▸ **RECORD LIST**
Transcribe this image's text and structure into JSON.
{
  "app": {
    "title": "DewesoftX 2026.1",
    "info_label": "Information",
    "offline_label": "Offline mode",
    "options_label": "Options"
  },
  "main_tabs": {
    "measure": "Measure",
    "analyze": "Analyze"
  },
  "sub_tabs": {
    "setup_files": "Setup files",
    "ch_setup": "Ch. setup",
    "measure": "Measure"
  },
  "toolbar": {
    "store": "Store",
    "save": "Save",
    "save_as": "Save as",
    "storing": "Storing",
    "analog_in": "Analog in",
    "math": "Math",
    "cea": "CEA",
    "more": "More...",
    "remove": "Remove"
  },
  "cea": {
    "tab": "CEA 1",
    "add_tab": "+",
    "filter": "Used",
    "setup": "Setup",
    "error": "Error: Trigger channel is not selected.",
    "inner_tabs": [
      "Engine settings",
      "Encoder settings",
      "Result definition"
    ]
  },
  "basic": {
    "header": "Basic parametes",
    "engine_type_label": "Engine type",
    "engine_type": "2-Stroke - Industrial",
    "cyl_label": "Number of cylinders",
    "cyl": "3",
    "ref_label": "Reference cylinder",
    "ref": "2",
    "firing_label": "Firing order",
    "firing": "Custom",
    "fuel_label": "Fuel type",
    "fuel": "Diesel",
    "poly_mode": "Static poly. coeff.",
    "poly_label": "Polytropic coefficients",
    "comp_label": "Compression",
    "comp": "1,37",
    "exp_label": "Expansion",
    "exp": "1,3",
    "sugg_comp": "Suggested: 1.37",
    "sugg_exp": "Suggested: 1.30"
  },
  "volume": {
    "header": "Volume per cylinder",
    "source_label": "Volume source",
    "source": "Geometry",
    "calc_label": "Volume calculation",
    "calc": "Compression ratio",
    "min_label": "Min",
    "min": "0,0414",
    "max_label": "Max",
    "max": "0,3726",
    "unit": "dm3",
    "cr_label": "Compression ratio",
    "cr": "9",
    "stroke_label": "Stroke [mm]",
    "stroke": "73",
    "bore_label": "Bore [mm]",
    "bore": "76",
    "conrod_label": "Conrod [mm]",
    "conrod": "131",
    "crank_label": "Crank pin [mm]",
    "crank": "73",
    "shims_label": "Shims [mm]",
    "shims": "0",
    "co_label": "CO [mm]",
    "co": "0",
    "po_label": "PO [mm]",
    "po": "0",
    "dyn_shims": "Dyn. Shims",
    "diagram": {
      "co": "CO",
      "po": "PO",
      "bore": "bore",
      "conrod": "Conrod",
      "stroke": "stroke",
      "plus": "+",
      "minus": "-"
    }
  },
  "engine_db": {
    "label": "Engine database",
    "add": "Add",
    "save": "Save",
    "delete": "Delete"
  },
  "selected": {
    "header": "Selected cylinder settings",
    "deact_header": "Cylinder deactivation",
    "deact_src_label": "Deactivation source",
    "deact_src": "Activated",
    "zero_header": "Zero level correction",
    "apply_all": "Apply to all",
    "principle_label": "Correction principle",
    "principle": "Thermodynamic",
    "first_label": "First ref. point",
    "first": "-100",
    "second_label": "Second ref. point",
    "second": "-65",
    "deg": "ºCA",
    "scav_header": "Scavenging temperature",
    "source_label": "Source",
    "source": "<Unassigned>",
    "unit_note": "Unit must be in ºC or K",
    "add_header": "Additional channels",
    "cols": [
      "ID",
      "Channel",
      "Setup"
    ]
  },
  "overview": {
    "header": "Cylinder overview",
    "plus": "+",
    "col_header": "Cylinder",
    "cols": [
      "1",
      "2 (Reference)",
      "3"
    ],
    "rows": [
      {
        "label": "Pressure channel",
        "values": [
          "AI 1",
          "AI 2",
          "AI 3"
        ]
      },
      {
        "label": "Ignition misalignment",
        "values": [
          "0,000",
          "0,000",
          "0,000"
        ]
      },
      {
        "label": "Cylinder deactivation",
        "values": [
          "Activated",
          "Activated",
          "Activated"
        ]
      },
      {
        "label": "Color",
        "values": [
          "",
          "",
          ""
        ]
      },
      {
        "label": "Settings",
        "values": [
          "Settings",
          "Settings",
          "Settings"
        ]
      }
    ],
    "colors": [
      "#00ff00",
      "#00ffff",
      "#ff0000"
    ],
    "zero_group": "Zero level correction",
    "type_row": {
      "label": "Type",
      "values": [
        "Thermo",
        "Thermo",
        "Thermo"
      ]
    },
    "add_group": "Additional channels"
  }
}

▸ **TO BE DONE**
Scan the listing above for the word "Activated" and copy every line that holds it.

▸ **FINISHED EXERCISE**
    "deact_src": "Activated",
          "Activated",
          "Activated",
          "Activated"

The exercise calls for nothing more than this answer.